» Your goal
Your task is to give the number of lines in the listing that include "What", and nothing else.

[Chart and figure data]
· · ·
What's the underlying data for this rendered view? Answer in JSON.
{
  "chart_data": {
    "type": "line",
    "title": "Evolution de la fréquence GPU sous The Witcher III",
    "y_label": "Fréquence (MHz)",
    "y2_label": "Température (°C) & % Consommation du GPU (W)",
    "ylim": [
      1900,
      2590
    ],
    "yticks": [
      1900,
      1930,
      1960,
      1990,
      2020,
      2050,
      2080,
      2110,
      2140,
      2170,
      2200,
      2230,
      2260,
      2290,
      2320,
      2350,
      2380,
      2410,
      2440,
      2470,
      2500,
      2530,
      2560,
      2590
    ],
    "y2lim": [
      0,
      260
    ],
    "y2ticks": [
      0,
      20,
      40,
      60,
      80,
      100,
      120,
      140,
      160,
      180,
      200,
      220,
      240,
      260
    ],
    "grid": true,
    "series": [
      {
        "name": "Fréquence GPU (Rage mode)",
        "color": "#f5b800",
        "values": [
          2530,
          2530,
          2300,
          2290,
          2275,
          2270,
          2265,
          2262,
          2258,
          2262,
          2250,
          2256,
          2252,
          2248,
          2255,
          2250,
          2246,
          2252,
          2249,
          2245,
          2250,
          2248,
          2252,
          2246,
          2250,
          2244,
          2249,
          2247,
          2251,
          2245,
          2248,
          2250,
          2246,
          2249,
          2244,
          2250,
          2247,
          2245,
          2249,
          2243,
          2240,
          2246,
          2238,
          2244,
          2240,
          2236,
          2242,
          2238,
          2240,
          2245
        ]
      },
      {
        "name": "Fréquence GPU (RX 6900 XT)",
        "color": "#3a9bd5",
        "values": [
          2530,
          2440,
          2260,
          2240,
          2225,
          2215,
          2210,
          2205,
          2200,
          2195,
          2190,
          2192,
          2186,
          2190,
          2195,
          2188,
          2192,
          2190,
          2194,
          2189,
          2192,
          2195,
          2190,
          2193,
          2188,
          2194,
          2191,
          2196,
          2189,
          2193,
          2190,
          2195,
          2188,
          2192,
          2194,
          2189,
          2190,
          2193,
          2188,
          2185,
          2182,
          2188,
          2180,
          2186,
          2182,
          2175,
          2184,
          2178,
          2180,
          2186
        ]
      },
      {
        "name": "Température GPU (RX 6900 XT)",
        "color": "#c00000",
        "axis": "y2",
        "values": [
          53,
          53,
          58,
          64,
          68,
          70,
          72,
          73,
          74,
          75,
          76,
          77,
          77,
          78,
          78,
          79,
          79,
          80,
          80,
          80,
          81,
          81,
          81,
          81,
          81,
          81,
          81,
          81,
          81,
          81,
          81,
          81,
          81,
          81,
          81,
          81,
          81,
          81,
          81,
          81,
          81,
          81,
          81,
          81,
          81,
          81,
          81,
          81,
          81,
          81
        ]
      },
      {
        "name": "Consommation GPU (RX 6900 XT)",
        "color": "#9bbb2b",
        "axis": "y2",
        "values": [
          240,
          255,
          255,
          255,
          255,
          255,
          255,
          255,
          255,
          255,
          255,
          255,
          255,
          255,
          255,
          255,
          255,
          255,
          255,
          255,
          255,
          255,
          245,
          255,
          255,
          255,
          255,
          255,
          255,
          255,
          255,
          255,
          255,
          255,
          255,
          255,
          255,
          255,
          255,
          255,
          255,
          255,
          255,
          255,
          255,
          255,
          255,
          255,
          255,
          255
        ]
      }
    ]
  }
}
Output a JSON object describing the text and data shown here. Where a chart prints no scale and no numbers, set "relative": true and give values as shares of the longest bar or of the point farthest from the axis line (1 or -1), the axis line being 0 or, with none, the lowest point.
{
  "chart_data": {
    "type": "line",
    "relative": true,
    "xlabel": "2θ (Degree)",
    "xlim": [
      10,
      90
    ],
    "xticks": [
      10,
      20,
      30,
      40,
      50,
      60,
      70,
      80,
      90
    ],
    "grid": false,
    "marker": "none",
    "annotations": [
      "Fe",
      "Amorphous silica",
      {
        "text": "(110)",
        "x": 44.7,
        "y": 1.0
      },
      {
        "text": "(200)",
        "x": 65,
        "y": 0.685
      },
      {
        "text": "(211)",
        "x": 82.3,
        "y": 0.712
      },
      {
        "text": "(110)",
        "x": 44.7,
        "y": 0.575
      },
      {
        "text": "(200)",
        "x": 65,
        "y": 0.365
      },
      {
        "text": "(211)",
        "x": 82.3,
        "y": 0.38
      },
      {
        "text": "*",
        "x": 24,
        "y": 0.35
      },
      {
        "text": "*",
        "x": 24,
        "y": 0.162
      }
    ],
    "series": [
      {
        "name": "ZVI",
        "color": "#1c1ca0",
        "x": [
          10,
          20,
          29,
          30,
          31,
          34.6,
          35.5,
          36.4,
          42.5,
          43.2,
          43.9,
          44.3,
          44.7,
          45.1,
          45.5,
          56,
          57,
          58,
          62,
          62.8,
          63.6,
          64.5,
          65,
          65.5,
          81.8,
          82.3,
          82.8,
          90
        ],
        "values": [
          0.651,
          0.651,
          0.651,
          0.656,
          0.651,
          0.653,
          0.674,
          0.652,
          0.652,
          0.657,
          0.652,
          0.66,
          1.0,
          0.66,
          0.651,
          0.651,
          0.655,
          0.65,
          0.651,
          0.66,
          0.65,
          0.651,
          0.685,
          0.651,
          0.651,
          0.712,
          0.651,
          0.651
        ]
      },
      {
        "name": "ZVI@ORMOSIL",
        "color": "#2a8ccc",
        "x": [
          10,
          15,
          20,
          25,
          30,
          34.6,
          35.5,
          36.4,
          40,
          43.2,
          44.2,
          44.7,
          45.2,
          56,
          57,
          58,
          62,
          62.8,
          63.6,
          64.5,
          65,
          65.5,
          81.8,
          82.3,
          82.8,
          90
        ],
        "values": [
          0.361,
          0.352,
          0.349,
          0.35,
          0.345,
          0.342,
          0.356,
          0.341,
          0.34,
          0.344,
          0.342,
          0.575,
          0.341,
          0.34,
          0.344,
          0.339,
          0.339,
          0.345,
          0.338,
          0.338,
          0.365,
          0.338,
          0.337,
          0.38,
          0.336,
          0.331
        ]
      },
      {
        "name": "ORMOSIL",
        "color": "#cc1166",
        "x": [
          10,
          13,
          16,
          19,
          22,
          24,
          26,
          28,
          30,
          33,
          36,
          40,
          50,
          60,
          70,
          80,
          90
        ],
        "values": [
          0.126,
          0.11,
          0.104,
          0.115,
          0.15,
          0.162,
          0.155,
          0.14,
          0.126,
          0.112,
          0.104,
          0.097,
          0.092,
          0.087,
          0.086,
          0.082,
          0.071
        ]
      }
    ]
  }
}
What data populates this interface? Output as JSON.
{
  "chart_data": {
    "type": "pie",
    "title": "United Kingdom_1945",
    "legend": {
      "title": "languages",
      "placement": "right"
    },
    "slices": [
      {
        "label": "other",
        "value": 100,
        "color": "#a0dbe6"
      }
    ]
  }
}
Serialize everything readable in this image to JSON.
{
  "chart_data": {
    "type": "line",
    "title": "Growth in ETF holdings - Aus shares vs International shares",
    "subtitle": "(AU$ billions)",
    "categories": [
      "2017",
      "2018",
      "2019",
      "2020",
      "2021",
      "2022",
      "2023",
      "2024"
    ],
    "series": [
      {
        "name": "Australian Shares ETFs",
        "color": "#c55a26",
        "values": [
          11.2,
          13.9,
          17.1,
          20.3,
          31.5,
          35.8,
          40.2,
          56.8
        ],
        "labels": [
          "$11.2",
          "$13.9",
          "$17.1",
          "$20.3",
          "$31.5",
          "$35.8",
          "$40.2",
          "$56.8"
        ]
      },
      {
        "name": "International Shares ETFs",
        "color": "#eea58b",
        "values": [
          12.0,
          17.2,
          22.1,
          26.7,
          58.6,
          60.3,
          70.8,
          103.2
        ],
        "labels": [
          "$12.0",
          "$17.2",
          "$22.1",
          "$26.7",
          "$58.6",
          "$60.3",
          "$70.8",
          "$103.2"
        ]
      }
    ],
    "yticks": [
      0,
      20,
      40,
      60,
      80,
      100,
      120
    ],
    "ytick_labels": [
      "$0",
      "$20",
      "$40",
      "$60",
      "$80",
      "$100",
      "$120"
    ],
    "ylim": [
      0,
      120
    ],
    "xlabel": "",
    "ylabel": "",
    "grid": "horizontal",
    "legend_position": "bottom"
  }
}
· · ·
» Output of the task
2